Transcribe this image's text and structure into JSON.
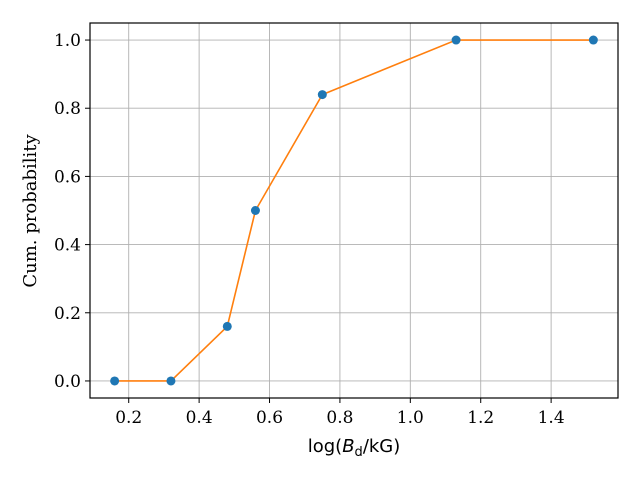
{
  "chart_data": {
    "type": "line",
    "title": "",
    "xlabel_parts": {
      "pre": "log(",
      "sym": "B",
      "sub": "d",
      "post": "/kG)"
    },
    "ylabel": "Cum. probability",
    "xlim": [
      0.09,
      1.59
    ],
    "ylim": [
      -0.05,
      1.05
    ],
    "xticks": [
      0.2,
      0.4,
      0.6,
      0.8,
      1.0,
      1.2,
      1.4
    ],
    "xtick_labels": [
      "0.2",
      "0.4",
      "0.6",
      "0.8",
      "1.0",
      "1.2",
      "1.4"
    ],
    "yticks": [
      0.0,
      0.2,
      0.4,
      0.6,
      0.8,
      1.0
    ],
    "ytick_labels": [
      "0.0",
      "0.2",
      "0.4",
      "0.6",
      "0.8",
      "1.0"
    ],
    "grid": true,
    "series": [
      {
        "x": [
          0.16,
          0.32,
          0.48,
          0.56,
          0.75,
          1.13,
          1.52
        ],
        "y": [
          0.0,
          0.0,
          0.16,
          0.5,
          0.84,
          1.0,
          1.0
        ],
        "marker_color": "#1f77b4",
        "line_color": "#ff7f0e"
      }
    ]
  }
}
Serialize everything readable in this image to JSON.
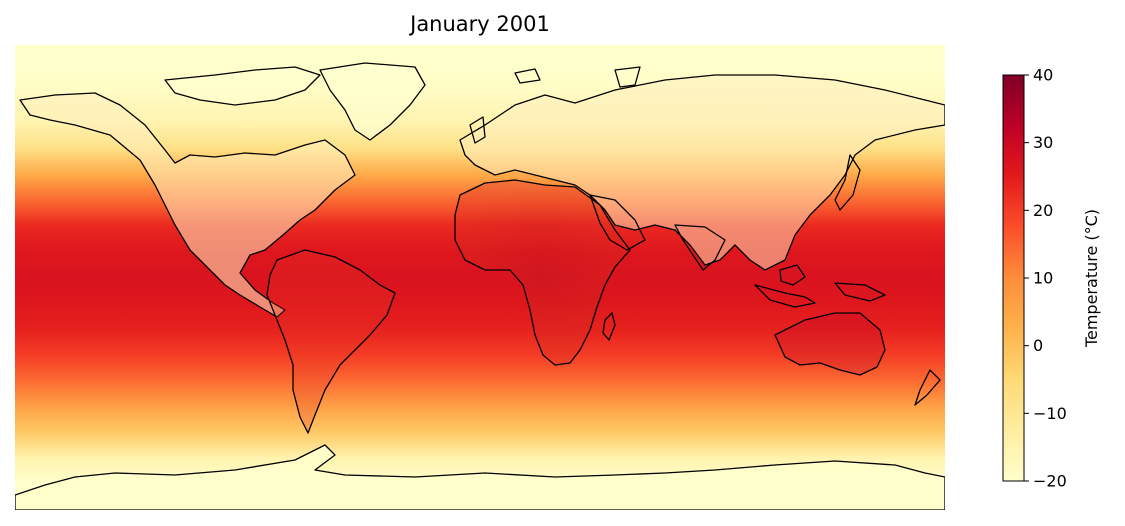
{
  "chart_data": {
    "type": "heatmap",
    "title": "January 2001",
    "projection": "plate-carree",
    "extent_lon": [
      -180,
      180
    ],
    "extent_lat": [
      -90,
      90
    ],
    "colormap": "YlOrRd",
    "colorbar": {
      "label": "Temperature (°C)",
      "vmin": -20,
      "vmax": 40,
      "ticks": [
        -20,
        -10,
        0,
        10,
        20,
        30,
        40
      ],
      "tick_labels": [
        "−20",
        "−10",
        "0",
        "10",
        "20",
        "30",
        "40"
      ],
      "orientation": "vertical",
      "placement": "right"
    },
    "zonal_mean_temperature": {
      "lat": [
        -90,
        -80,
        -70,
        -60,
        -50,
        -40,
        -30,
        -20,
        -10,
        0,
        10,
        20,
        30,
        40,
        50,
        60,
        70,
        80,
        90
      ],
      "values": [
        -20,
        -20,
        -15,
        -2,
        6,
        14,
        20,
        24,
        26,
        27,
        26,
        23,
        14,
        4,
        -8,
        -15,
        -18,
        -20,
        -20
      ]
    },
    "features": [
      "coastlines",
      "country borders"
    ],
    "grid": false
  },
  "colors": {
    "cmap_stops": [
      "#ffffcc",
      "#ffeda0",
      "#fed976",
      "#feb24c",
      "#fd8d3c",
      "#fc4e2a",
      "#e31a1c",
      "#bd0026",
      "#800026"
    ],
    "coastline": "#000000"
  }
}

» **Your objective**: Write out the entries above verbatim; the pictures do not belong in your copy.

» **Full output**:
Transcribe this image's text and structure into JSON.
{
  "chart_data": {
    "type": "line",
    "title": "",
    "xlabel_parts": {
      "pre": "log(",
      "sym": "B",
      "sub": "d",
      "post": "/kG)"
    },
    "ylabel": "Cum. probability",
    "xlim": [
      0.09,
      1.59
    ],
    "ylim": [
      -0.05,
      1.05
    ],
    "xticks": [
      0.2,
      0.4,
      0.6,
      0.8,
      1.0,
      1.2,
      1.4
    ],
    "xtick_labels": [
      "0.2",
      "0.4",
      "0.6",
      "0.8",
      "1.0",
      "1.2",
      "1.4"
    ],
    "yticks": [
      0.0,
      0.2,
      0.4,
      0.6,
      0.8,
      1.0
    ],
    "ytick_labels": [
      "0.0",
      "0.2",
      "0.4",
      "0.6",
      "0.8",
      "1.0"
    ],
    "grid": true,
    "series": [
      {
        "x": [
          0.16,
          0.32,
          0.48,
          0.56,
          0.75,
          1.13,
          1.52
        ],
        "y": [
          0.0,
          0.0,
          0.16,
          0.5,
          0.84,
          1.0,
          1.0
        ],
        "marker_color": "#1f77b4",
        "line_color": "#ff7f0e"
      }
    ]
  }
}
Serialize everything readable in this image to JSON.
{
  "chart_data": {
    "type": "heatmap",
    "title": "January 2001",
    "projection": "plate-carree",
    "extent_lon": [
      -180,
      180
    ],
    "extent_lat": [
      -90,
      90
    ],
    "colormap": "YlOrRd",
    "colorbar": {
      "label": "Temperature (°C)",
      "vmin": -20,
      "vmax": 40,
      "ticks": [
        -20,
        -10,
        0,
        10,
        20,
        30,
        40
      ],
      "tick_labels": [
        "−20",
        "−10",
        "0",
        "10",
        "20",
        "30",
        "40"
      ],
      "orientation": "vertical",
      "placement": "right"
    },
    "zonal_mean_temperature": {
      "lat": [
        -90,
        -80,
        -70,
        -60,
        -50,
        -40,
        -30,
        -20,
        -10,
        0,
        10,
        20,
        30,
        40,
        50,
        60,
        70,
        80,
        90
      ],
      "values": [
        -20,
        -20,
        -15,
        -2,
        6,
        14,
        20,
        24,
        26,
        27,
        26,
        23,
        14,
        4,
        -8,
        -15,
        -18,
        -20,
        -20
      ]
    },
    "features": [
      "coastlines",
      "country borders"
    ],
    "grid": false
  },
  "colors": {
    "cmap_stops": [
      "#ffffcc",
      "#ffeda0",
      "#fed976",
      "#feb24c",
      "#fd8d3c",
      "#fc4e2a",
      "#e31a1c",
      "#bd0026",
      "#800026"
    ],
    "coastline": "#000000"
  }
}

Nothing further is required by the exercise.